Written problem: Reproduce the records below exactly, leaving out any pictures.

______________________________

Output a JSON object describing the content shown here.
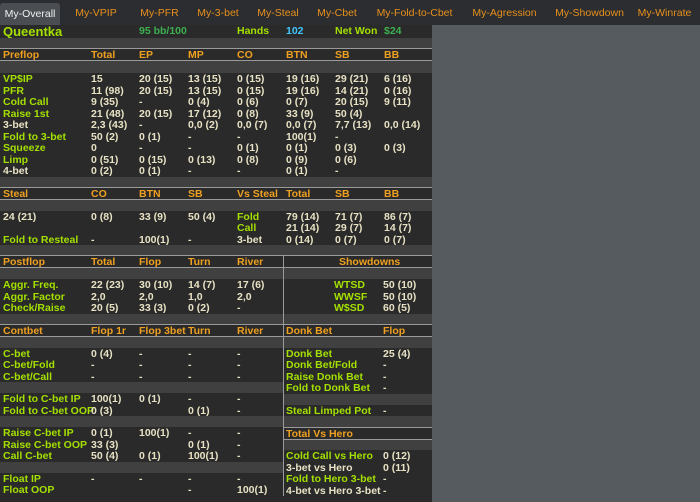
{
  "tabs": [
    "My-Overall",
    "My-VPIP",
    "My-PFR",
    "My-3-bet",
    "My-Steal",
    "My-Cbet",
    "My-Fold-to-Cbet",
    "My-Agression",
    "My-Showdown",
    "My-Winrate"
  ],
  "active_tab": "My-Overall",
  "player": {
    "name": "Queentka",
    "winrate": "95 bb/100",
    "hands_label": "Hands",
    "hands": "102",
    "net_won_label": "Net Won",
    "net_won": "$24"
  },
  "colors": {
    "header": "#f0a020",
    "label": "#a4e000",
    "value": "#e8e2c4",
    "hands": "#40c8ff",
    "winrate": "#3cb050"
  },
  "preflop": {
    "headers": [
      "Preflop",
      "Total",
      "EP",
      "MP",
      "CO",
      "BTN",
      "SB",
      "BB"
    ],
    "rows": [
      [
        "VP$IP",
        "15",
        "20 (15)",
        "13 (15)",
        "0 (15)",
        "19 (16)",
        "29 (21)",
        "6 (16)"
      ],
      [
        "PFR",
        "11 (98)",
        "20 (15)",
        "13 (15)",
        "0 (15)",
        "19 (16)",
        "14 (21)",
        "0 (16)"
      ],
      [
        "Cold Call",
        "9 (35)",
        "-",
        "0 (4)",
        "0 (6)",
        "0 (7)",
        "20 (15)",
        "9 (11)"
      ],
      [
        "Raise 1st",
        "21 (48)",
        "20 (15)",
        "17 (12)",
        "0 (8)",
        "33 (9)",
        "50 (4)",
        ""
      ],
      [
        "3-bet",
        "2,3 (43)",
        "-",
        "0,0 (2)",
        "0,0 (7)",
        "0,0 (7)",
        "7,7 (13)",
        "0,0 (14)"
      ],
      [
        "Fold to 3-bet",
        "50 (2)",
        "0 (1)",
        "-",
        "-",
        "100(1)",
        "-",
        ""
      ],
      [
        "Squeeze",
        "0",
        "-",
        "-",
        "0 (1)",
        "0 (1)",
        "0 (3)",
        "0 (3)"
      ],
      [
        "Limp",
        "0 (51)",
        "0 (15)",
        "0 (13)",
        "0 (8)",
        "0 (9)",
        "0 (6)",
        ""
      ],
      [
        "4-bet",
        "0 (2)",
        "0 (1)",
        "-",
        "-",
        "0 (1)",
        "-",
        ""
      ]
    ]
  },
  "steal": {
    "headers": [
      "Steal",
      "CO",
      "BTN",
      "SB",
      "Vs Steal",
      "Total",
      "SB",
      "BB"
    ],
    "rows": [
      [
        "24 (21)",
        "0 (8)",
        "33 (9)",
        "50 (4)",
        "Fold",
        "79 (14)",
        "71 (7)",
        "86 (7)"
      ],
      [
        "",
        "",
        "",
        "",
        "Call",
        "21 (14)",
        "29 (7)",
        "14 (7)"
      ],
      [
        "Fold to Resteal",
        "-",
        "100(1)",
        "-",
        "3-bet",
        "0 (14)",
        "0 (7)",
        "0 (7)"
      ]
    ]
  },
  "postflop": {
    "headers": [
      "Postflop",
      "Total",
      "Flop",
      "Turn",
      "River"
    ],
    "rows": [
      [
        "Aggr. Freq.",
        "22 (23)",
        "30 (10)",
        "14 (7)",
        "17 (6)"
      ],
      [
        "Aggr. Factor",
        "2,0",
        "2,0",
        "1,0",
        "2,0"
      ],
      [
        "Check/Raise",
        "20 (5)",
        "33 (3)",
        "0 (2)",
        "-"
      ]
    ]
  },
  "showdowns": {
    "header": "Showdowns",
    "rows": [
      [
        "WTSD",
        "50 (10)"
      ],
      [
        "WWSF",
        "50 (10)"
      ],
      [
        "W$SD",
        "60 (5)"
      ]
    ]
  },
  "contbet": {
    "headers": [
      "Contbet",
      "Flop 1r",
      "Flop 3bet",
      "Turn",
      "River"
    ],
    "groups": [
      [
        [
          "C-bet",
          "0 (4)",
          "-",
          "-",
          "-"
        ],
        [
          "C-bet/Fold",
          "-",
          "-",
          "-",
          "-"
        ],
        [
          "C-bet/Call",
          "-",
          "-",
          "-",
          "-"
        ]
      ],
      [
        [
          "Fold to C-bet IP",
          "100(1)",
          "0 (1)",
          "-",
          "-"
        ],
        [
          "Fold to C-bet OOP",
          "0 (3)",
          "",
          "0 (1)",
          "-"
        ]
      ],
      [
        [
          "Raise C-bet IP",
          "0 (1)",
          "100(1)",
          "-",
          "-"
        ],
        [
          "Raise C-bet OOP",
          "33 (3)",
          "",
          "0 (1)",
          "-"
        ],
        [
          "Call C-bet",
          "50 (4)",
          "0 (1)",
          "100(1)",
          "-"
        ]
      ],
      [
        [
          "Float IP",
          "-",
          "-",
          "-",
          "-"
        ],
        [
          "Float OOP",
          "",
          "",
          "-",
          "100(1)"
        ]
      ]
    ]
  },
  "donk": {
    "headers": [
      "Donk Bet",
      "Flop"
    ],
    "rows": [
      [
        "Donk Bet",
        "25 (4)"
      ],
      [
        "Donk Bet/Fold",
        "-"
      ],
      [
        "Raise Donk Bet",
        "-"
      ],
      [
        "Fold to Donk Bet",
        "-"
      ]
    ],
    "steal_limped": [
      "Steal Limped Pot",
      "-"
    ]
  },
  "vs_hero": {
    "header": "Total Vs Hero",
    "rows": [
      [
        "Cold Call vs Hero",
        "0 (12)"
      ],
      [
        "3-bet vs Hero",
        "0 (11)"
      ],
      [
        "Fold to Hero 3-bet",
        "-"
      ],
      [
        "4-bet vs Hero 3-bet",
        "-"
      ]
    ]
  }
}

______________________________

Exercise output:
Output a JSON object describing the content shown here.
{
  "tabs": [
    "My-Overall",
    "My-VPIP",
    "My-PFR",
    "My-3-bet",
    "My-Steal",
    "My-Cbet",
    "My-Fold-to-Cbet",
    "My-Agression",
    "My-Showdown",
    "My-Winrate"
  ],
  "active_tab": "My-Overall",
  "player": {
    "name": "Queentka",
    "winrate": "95 bb/100",
    "hands_label": "Hands",
    "hands": "102",
    "net_won_label": "Net Won",
    "net_won": "$24"
  },
  "colors": {
    "header": "#f0a020",
    "label": "#a4e000",
    "value": "#e8e2c4",
    "hands": "#40c8ff",
    "winrate": "#3cb050"
  },
  "preflop": {
    "headers": [
      "Preflop",
      "Total",
      "EP",
      "MP",
      "CO",
      "BTN",
      "SB",
      "BB"
    ],
    "rows": [
      [
        "VP$IP",
        "15",
        "20 (15)",
        "13 (15)",
        "0 (15)",
        "19 (16)",
        "29 (21)",
        "6 (16)"
      ],
      [
        "PFR",
        "11 (98)",
        "20 (15)",
        "13 (15)",
        "0 (15)",
        "19 (16)",
        "14 (21)",
        "0 (16)"
      ],
      [
        "Cold Call",
        "9 (35)",
        "-",
        "0 (4)",
        "0 (6)",
        "0 (7)",
        "20 (15)",
        "9 (11)"
      ],
      [
        "Raise 1st",
        "21 (48)",
        "20 (15)",
        "17 (12)",
        "0 (8)",
        "33 (9)",
        "50 (4)",
        ""
      ],
      [
        "3-bet",
        "2,3 (43)",
        "-",
        "0,0 (2)",
        "0,0 (7)",
        "0,0 (7)",
        "7,7 (13)",
        "0,0 (14)"
      ],
      [
        "Fold to 3-bet",
        "50 (2)",
        "0 (1)",
        "-",
        "-",
        "100(1)",
        "-",
        ""
      ],
      [
        "Squeeze",
        "0",
        "-",
        "-",
        "0 (1)",
        "0 (1)",
        "0 (3)",
        "0 (3)"
      ],
      [
        "Limp",
        "0 (51)",
        "0 (15)",
        "0 (13)",
        "0 (8)",
        "0 (9)",
        "0 (6)",
        ""
      ],
      [
        "4-bet",
        "0 (2)",
        "0 (1)",
        "-",
        "-",
        "0 (1)",
        "-",
        ""
      ]
    ]
  },
  "steal": {
    "headers": [
      "Steal",
      "CO",
      "BTN",
      "SB",
      "Vs Steal",
      "Total",
      "SB",
      "BB"
    ],
    "rows": [
      [
        "24 (21)",
        "0 (8)",
        "33 (9)",
        "50 (4)",
        "Fold",
        "79 (14)",
        "71 (7)",
        "86 (7)"
      ],
      [
        "",
        "",
        "",
        "",
        "Call",
        "21 (14)",
        "29 (7)",
        "14 (7)"
      ],
      [
        "Fold to Resteal",
        "-",
        "100(1)",
        "-",
        "3-bet",
        "0 (14)",
        "0 (7)",
        "0 (7)"
      ]
    ]
  },
  "postflop": {
    "headers": [
      "Postflop",
      "Total",
      "Flop",
      "Turn",
      "River"
    ],
    "rows": [
      [
        "Aggr. Freq.",
        "22 (23)",
        "30 (10)",
        "14 (7)",
        "17 (6)"
      ],
      [
        "Aggr. Factor",
        "2,0",
        "2,0",
        "1,0",
        "2,0"
      ],
      [
        "Check/Raise",
        "20 (5)",
        "33 (3)",
        "0 (2)",
        "-"
      ]
    ]
  },
  "showdowns": {
    "header": "Showdowns",
    "rows": [
      [
        "WTSD",
        "50 (10)"
      ],
      [
        "WWSF",
        "50 (10)"
      ],
      [
        "W$SD",
        "60 (5)"
      ]
    ]
  },
  "contbet": {
    "headers": [
      "Contbet",
      "Flop 1r",
      "Flop 3bet",
      "Turn",
      "River"
    ],
    "groups": [
      [
        [
          "C-bet",
          "0 (4)",
          "-",
          "-",
          "-"
        ],
        [
          "C-bet/Fold",
          "-",
          "-",
          "-",
          "-"
        ],
        [
          "C-bet/Call",
          "-",
          "-",
          "-",
          "-"
        ]
      ],
      [
        [
          "Fold to C-bet IP",
          "100(1)",
          "0 (1)",
          "-",
          "-"
        ],
        [
          "Fold to C-bet OOP",
          "0 (3)",
          "",
          "0 (1)",
          "-"
        ]
      ],
      [
        [
          "Raise C-bet IP",
          "0 (1)",
          "100(1)",
          "-",
          "-"
        ],
        [
          "Raise C-bet OOP",
          "33 (3)",
          "",
          "0 (1)",
          "-"
        ],
        [
          "Call C-bet",
          "50 (4)",
          "0 (1)",
          "100(1)",
          "-"
        ]
      ],
      [
        [
          "Float IP",
          "-",
          "-",
          "-",
          "-"
        ],
        [
          "Float OOP",
          "",
          "",
          "-",
          "100(1)"
        ]
      ]
    ]
  },
  "donk": {
    "headers": [
      "Donk Bet",
      "Flop"
    ],
    "rows": [
      [
        "Donk Bet",
        "25 (4)"
      ],
      [
        "Donk Bet/Fold",
        "-"
      ],
      [
        "Raise Donk Bet",
        "-"
      ],
      [
        "Fold to Donk Bet",
        "-"
      ]
    ],
    "steal_limped": [
      "Steal Limped Pot",
      "-"
    ]
  },
  "vs_hero": {
    "header": "Total Vs Hero",
    "rows": [
      [
        "Cold Call vs Hero",
        "0 (12)"
      ],
      [
        "3-bet vs Hero",
        "0 (11)"
      ],
      [
        "Fold to Hero 3-bet",
        "-"
      ],
      [
        "4-bet vs Hero 3-bet",
        "-"
      ]
    ]
  }
}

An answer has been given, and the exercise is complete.